[Start]
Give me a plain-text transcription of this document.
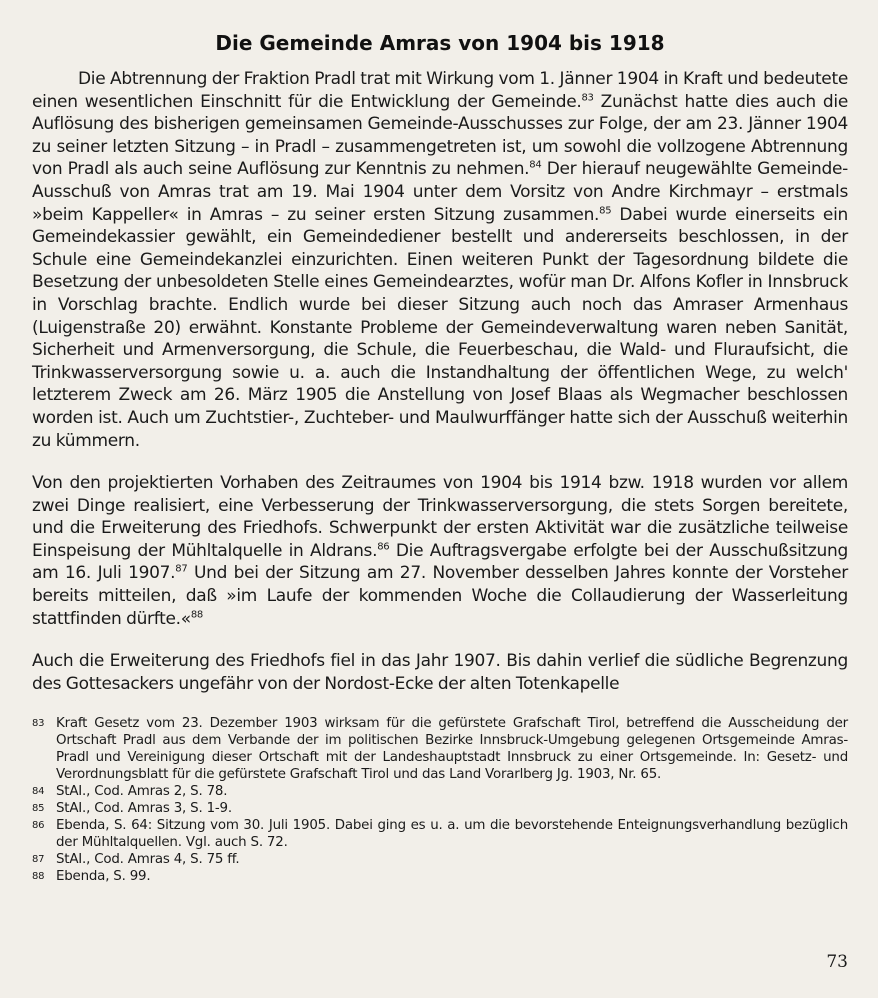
Die Gemeinde Amras von 1904 bis 1918

Die Abtrennung der Fraktion Pradl trat mit Wirkung vom 1. Jänner 1904 in Kraft und bedeutete einen wesentlichen Einschnitt für die Entwicklung der Gemeinde.$^{83}$ Zunächst hatte dies auch die Auflösung des bisherigen gemeinsamen Gemeinde-Ausschusses zur Folge, der am 23. Jänner 1904 zu seiner letzten Sitzung – in Pradl – zusammengetreten ist, um sowohl die vollzogene Abtrennung von Pradl als auch seine Auflösung zur Kenntnis zu nehmen.$^{84}$ Der hierauf neugewählte Gemeinde-Ausschuß von Amras trat am 19. Mai 1904 unter dem Vorsitz von Andre Kirchmayr – erstmals »beim Kappeller« in Amras – zu seiner ersten Sitzung zusammen.$^{85}$ Dabei wurde einerseits ein Gemeindekassier gewählt, ein Gemeindediener bestellt und andererseits beschlossen, in der Schule eine Gemeindekanzlei einzurichten. Einen weiteren Punkt der Tagesordnung bildete die Besetzung der unbesoldeten Stelle eines Gemeindearztes, wofür man Dr. Alfons Kofler in Innsbruck in Vorschlag brachte. Endlich wurde bei dieser Sitzung auch noch das Amraser Armenhaus (Luigenstraße 20) erwähnt. Konstante Probleme der Gemeindeverwaltung waren neben Sanität, Sicherheit und Armenversorgung, die Schule, die Feuerbeschau, die Wald- und Fluraufsicht, die Trinkwasserversorgung sowie u. a. auch die Instandhaltung der öffentlichen Wege, zu welch' letzterem Zweck am 26. März 1905 die Anstellung von Josef Blaas als Wegmacher beschlossen worden ist. Auch um Zuchtstier-, Zuchteber- und Maulwurffänger hatte sich der Ausschuß weiterhin zu kümmern.

Von den projektierten Vorhaben des Zeitraumes von 1904 bis 1914 bzw. 1918 wurden vor allem zwei Dinge realisiert, eine Verbesserung der Trinkwasserversorgung, die stets Sorgen bereitete, und die Erweiterung des Friedhofs. Schwerpunkt der ersten Aktivität war die zusätzliche teilweise Einspeisung der Mühltalquelle in Aldrans.$^{86}$ Die Auftragsvergabe erfolgte bei der Ausschußsitzung am 16. Juli 1907.87 Und bei der Sitzung am 27. November desselben Jahres konnte der Vorsteher bereits mitteilen, daß »im Laufe der kommenden Woche die Collaudierung der Wasserleitung stattfinden dürfte.«$^{88}$

Auch die Erweiterung des Friedhofs fiel in das Jahr 1907. Bis dahin verlief die südliche Begrenzung des Gottesackers ungefähr von der Nordost-Ecke der alten Totenkapelle

83 Kraft Gesetz vom 23. Dezember 1903 wirksam für die gefürstete Grafschaft Tirol, betreffend die Ausscheidung der Ortschaft Pradl aus dem Verbande der im politischen Bezirke Innsbruck-Umgebung gelegenen Ortsgemeinde Amras-Pradl und Vereinigung dieser Ortschaft mit der Landeshauptstadt Innsbruck zu einer Ortsgemeinde. In: Gesetz- und Verordnungsblatt für die gefürstete Grafschaft Tirol und das Land Vorarlberg Jg. 1903, Nr. 65.
84 StAI., Cod. Amras 2, S. 78.
85 StAI., Cod. Amras 3, S. 1-9.
86 Ebenda, S. 64: Sitzung vom 30. Juli 1905. Dabei ging es u. a. um die bevorstehende Enteignungsverhandlung bezüglich der Mühltalquellen. Vgl. auch S. 72.
87 StAI., Cod. Amras 4, S. 75 ff.
88 Ebenda, S. 99.
73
[End]
## To be done:
In the copy, include no pictures; restate the listing above exactly.

## Solution to this exercise:
Give me a plain-text transcription of this document.
Die Gemeinde Amras von 1904 bis 1918

Die Abtrennung der Fraktion Pradl trat mit Wirkung vom 1. Jänner 1904 in Kraft und bedeutete einen wesentlichen Einschnitt für die Entwicklung der Gemeinde.$^{83}$ Zunächst hatte dies auch die Auflösung des bisherigen gemeinsamen Gemeinde-Ausschusses zur Folge, der am 23. Jänner 1904 zu seiner letzten Sitzung – in Pradl – zusammengetreten ist, um sowohl die vollzogene Abtrennung von Pradl als auch seine Auflösung zur Kenntnis zu nehmen.$^{84}$ Der hierauf neugewählte Gemeinde-Ausschuß von Amras trat am 19. Mai 1904 unter dem Vorsitz von Andre Kirchmayr – erstmals »beim Kappeller« in Amras – zu seiner ersten Sitzung zusammen.$^{85}$ Dabei wurde einerseits ein Gemeindekassier gewählt, ein Gemeindediener bestellt und andererseits beschlossen, in der Schule eine Gemeindekanzlei einzurichten. Einen weiteren Punkt der Tagesordnung bildete die Besetzung der unbesoldeten Stelle eines Gemeindearztes, wofür man Dr. Alfons Kofler in Innsbruck in Vorschlag brachte. Endlich wurde bei dieser Sitzung auch noch das Amraser Armenhaus (Luigenstraße 20) erwähnt. Konstante Probleme der Gemeindeverwaltung waren neben Sanität, Sicherheit und Armenversorgung, die Schule, die Feuerbeschau, die Wald- und Fluraufsicht, die Trinkwasserversorgung sowie u. a. auch die Instandhaltung der öffentlichen Wege, zu welch' letzterem Zweck am 26. März 1905 die Anstellung von Josef Blaas als Wegmacher beschlossen worden ist. Auch um Zuchtstier-, Zuchteber- und Maulwurffänger hatte sich der Ausschuß weiterhin zu kümmern.

Von den projektierten Vorhaben des Zeitraumes von 1904 bis 1914 bzw. 1918 wurden vor allem zwei Dinge realisiert, eine Verbesserung der Trinkwasserversorgung, die stets Sorgen bereitete, und die Erweiterung des Friedhofs. Schwerpunkt der ersten Aktivität war die zusätzliche teilweise Einspeisung der Mühltalquelle in Aldrans.$^{86}$ Die Auftragsvergabe erfolgte bei der Ausschußsitzung am 16. Juli 1907.87 Und bei der Sitzung am 27. November desselben Jahres konnte der Vorsteher bereits mitteilen, daß »im Laufe der kommenden Woche die Collaudierung der Wasserleitung stattfinden dürfte.«$^{88}$

Auch die Erweiterung des Friedhofs fiel in das Jahr 1907. Bis dahin verlief die südliche Begrenzung des Gottesackers ungefähr von der Nordost-Ecke der alten Totenkapelle

83 Kraft Gesetz vom 23. Dezember 1903 wirksam für die gefürstete Grafschaft Tirol, betreffend die Ausscheidung der Ortschaft Pradl aus dem Verbande der im politischen Bezirke Innsbruck-Umgebung gelegenen Ortsgemeinde Amras-Pradl und Vereinigung dieser Ortschaft mit der Landeshauptstadt Innsbruck zu einer Ortsgemeinde. In: Gesetz- und Verordnungsblatt für die gefürstete Grafschaft Tirol und das Land Vorarlberg Jg. 1903, Nr. 65.
84 StAI., Cod. Amras 2, S. 78.
85 StAI., Cod. Amras 3, S. 1-9.
86 Ebenda, S. 64: Sitzung vom 30. Juli 1905. Dabei ging es u. a. um die bevorstehende Enteignungsverhandlung bezüglich der Mühltalquellen. Vgl. auch S. 72.
87 StAI., Cod. Amras 4, S. 75 ff.
88 Ebenda, S. 99.
73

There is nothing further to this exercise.